_Challenge_
Can you retype every record below exactly as written?

• • • •

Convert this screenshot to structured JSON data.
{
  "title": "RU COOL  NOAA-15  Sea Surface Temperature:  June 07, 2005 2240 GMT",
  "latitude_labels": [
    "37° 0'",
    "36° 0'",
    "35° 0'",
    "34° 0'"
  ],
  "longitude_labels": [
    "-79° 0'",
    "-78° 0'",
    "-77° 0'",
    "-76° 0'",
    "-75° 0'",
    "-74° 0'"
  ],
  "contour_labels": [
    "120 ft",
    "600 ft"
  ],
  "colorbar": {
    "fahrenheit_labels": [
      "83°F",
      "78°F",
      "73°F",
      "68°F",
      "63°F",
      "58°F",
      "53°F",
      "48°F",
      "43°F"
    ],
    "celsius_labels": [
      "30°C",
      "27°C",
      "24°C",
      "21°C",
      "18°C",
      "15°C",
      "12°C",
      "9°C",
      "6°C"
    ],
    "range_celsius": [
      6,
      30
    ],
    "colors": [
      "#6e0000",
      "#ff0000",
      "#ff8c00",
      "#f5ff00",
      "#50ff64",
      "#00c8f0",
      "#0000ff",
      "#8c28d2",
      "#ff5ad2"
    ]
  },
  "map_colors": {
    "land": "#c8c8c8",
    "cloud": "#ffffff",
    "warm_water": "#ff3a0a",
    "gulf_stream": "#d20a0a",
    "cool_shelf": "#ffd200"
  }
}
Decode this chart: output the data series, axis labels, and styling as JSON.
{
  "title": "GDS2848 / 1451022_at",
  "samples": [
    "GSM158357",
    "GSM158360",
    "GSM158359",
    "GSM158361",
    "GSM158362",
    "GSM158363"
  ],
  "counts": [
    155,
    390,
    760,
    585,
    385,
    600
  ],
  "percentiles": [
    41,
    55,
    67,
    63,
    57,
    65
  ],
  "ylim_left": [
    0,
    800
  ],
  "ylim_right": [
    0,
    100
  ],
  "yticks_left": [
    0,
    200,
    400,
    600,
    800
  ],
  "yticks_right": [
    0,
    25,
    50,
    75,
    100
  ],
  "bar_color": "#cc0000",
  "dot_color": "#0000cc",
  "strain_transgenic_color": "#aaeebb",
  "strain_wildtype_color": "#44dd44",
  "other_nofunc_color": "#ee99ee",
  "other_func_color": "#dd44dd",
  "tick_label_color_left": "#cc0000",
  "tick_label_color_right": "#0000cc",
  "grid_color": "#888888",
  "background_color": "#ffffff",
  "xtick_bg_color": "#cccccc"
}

• • • •

_Reply to the task_
Convert this screenshot to structured JSON data.
{
  "title": "RU COOL  NOAA-15  Sea Surface Temperature:  June 07, 2005 2240 GMT",
  "latitude_labels": [
    "37° 0'",
    "36° 0'",
    "35° 0'",
    "34° 0'"
  ],
  "longitude_labels": [
    "-79° 0'",
    "-78° 0'",
    "-77° 0'",
    "-76° 0'",
    "-75° 0'",
    "-74° 0'"
  ],
  "contour_labels": [
    "120 ft",
    "600 ft"
  ],
  "colorbar": {
    "fahrenheit_labels": [
      "83°F",
      "78°F",
      "73°F",
      "68°F",
      "63°F",
      "58°F",
      "53°F",
      "48°F",
      "43°F"
    ],
    "celsius_labels": [
      "30°C",
      "27°C",
      "24°C",
      "21°C",
      "18°C",
      "15°C",
      "12°C",
      "9°C",
      "6°C"
    ],
    "range_celsius": [
      6,
      30
    ],
    "colors": [
      "#6e0000",
      "#ff0000",
      "#ff8c00",
      "#f5ff00",
      "#50ff64",
      "#00c8f0",
      "#0000ff",
      "#8c28d2",
      "#ff5ad2"
    ]
  },
  "map_colors": {
    "land": "#c8c8c8",
    "cloud": "#ffffff",
    "warm_water": "#ff3a0a",
    "gulf_stream": "#d20a0a",
    "cool_shelf": "#ffd200"
  }
}
Decode this chart: output the data series, axis labels, and styling as JSON.
{
  "title": "GDS2848 / 1451022_at",
  "samples": [
    "GSM158357",
    "GSM158360",
    "GSM158359",
    "GSM158361",
    "GSM158362",
    "GSM158363"
  ],
  "counts": [
    155,
    390,
    760,
    585,
    385,
    600
  ],
  "percentiles": [
    41,
    55,
    67,
    63,
    57,
    65
  ],
  "ylim_left": [
    0,
    800
  ],
  "ylim_right": [
    0,
    100
  ],
  "yticks_left": [
    0,
    200,
    400,
    600,
    800
  ],
  "yticks_right": [
    0,
    25,
    50,
    75,
    100
  ],
  "bar_color": "#cc0000",
  "dot_color": "#0000cc",
  "strain_transgenic_color": "#aaeebb",
  "strain_wildtype_color": "#44dd44",
  "other_nofunc_color": "#ee99ee",
  "other_func_color": "#dd44dd",
  "tick_label_color_left": "#cc0000",
  "tick_label_color_right": "#0000cc",
  "grid_color": "#888888",
  "background_color": "#ffffff",
  "xtick_bg_color": "#cccccc"
}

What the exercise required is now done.